■ STATED PROBLEM
Output, please, every line from the line that holds "What data populates" to the end, exactly as written.

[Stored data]
▼

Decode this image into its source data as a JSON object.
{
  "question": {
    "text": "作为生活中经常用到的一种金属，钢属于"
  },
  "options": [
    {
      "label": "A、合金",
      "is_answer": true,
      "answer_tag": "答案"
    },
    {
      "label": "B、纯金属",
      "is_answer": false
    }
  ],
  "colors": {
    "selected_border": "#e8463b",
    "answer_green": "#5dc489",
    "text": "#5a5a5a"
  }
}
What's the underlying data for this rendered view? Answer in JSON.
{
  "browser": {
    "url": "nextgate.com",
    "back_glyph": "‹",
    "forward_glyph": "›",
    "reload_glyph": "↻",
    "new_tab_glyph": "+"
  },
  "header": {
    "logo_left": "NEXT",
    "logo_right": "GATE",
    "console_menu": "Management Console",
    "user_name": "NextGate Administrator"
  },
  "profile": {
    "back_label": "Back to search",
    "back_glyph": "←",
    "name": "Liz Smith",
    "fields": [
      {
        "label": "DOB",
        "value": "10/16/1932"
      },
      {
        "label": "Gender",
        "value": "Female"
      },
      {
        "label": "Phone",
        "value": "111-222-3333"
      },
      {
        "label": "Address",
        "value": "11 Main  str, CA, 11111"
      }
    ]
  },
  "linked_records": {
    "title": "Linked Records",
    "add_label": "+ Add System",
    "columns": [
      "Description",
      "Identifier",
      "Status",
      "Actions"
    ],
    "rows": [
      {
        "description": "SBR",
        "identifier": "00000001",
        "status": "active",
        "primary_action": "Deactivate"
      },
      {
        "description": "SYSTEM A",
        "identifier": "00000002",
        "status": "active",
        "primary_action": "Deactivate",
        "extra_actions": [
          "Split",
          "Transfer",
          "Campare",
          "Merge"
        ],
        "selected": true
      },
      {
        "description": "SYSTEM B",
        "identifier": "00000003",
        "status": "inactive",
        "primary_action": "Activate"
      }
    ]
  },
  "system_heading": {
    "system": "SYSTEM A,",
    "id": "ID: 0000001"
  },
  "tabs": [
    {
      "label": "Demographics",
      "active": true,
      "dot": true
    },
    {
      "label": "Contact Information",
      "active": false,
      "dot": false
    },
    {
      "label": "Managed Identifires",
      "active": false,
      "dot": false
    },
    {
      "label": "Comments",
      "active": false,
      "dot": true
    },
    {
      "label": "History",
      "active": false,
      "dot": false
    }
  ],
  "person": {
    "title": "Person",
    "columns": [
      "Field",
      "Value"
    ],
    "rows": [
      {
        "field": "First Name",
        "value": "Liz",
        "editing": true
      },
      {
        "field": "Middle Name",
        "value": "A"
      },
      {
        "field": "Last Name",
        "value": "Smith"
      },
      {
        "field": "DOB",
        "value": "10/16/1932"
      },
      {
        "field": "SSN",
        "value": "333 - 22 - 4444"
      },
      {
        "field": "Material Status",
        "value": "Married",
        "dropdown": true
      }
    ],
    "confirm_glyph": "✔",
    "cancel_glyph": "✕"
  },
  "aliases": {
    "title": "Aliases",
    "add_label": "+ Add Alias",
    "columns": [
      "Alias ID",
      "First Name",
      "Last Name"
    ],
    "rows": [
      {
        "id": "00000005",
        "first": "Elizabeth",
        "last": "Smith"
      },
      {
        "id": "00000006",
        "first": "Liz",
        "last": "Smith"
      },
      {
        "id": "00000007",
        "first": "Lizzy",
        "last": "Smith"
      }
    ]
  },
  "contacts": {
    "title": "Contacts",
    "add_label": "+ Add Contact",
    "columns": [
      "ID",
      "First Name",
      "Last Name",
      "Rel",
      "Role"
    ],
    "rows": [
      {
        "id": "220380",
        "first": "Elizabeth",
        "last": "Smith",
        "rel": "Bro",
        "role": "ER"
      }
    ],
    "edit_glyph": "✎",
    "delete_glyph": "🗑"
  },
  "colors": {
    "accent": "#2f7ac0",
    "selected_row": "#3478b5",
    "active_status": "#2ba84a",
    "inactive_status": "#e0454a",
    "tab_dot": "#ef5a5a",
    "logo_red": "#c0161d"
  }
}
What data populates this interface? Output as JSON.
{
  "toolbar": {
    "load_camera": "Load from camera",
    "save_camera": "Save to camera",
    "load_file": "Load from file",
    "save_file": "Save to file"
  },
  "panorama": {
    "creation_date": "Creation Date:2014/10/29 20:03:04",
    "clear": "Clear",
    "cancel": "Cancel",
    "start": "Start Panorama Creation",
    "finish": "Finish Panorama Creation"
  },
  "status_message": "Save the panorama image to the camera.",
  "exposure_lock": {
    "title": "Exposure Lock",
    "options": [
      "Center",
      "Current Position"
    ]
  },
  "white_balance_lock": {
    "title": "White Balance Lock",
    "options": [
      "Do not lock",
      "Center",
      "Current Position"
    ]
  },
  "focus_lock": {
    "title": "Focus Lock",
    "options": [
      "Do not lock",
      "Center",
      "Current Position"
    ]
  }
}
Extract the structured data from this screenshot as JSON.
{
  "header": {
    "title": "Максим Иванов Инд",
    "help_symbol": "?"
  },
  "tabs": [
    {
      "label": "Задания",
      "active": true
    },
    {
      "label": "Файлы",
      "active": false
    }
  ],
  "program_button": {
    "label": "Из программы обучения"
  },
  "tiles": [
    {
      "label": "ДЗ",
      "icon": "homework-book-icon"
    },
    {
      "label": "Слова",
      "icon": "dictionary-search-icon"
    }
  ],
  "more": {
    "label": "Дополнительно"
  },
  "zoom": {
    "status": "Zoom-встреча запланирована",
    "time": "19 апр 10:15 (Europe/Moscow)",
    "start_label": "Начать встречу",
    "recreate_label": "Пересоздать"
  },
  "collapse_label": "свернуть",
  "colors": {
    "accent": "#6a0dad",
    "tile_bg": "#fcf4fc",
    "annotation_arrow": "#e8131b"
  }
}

▲

■ ANSWER TO THE EXERCISE
What data populates this interface? Output as JSON.
{
  "toolbar": {
    "load_camera": "Load from camera",
    "save_camera": "Save to camera",
    "load_file": "Load from file",
    "save_file": "Save to file"
  },
  "panorama": {
    "creation_date": "Creation Date:2014/10/29 20:03:04",
    "clear": "Clear",
    "cancel": "Cancel",
    "start": "Start Panorama Creation",
    "finish": "Finish Panorama Creation"
  },
  "status_message": "Save the panorama image to the camera.",
  "exposure_lock": {
    "title": "Exposure Lock",
    "options": [
      "Center",
      "Current Position"
    ]
  },
  "white_balance_lock": {
    "title": "White Balance Lock",
    "options": [
      "Do not lock",
      "Center",
      "Current Position"
    ]
  },
  "focus_lock": {
    "title": "Focus Lock",
    "options": [
      "Do not lock",
      "Center",
      "Current Position"
    ]
  }
}
Extract the structured data from this screenshot as JSON.
{
  "header": {
    "title": "Максим Иванов Инд",
    "help_symbol": "?"
  },
  "tabs": [
    {
      "label": "Задания",
      "active": true
    },
    {
      "label": "Файлы",
      "active": false
    }
  ],
  "program_button": {
    "label": "Из программы обучения"
  },
  "tiles": [
    {
      "label": "ДЗ",
      "icon": "homework-book-icon"
    },
    {
      "label": "Слова",
      "icon": "dictionary-search-icon"
    }
  ],
  "more": {
    "label": "Дополнительно"
  },
  "zoom": {
    "status": "Zoom-встреча запланирована",
    "time": "19 апр 10:15 (Europe/Moscow)",
    "start_label": "Начать встречу",
    "recreate_label": "Пересоздать"
  },
  "collapse_label": "свернуть",
  "colors": {
    "accent": "#6a0dad",
    "tile_bg": "#fcf4fc",
    "annotation_arrow": "#e8131b"
  }
}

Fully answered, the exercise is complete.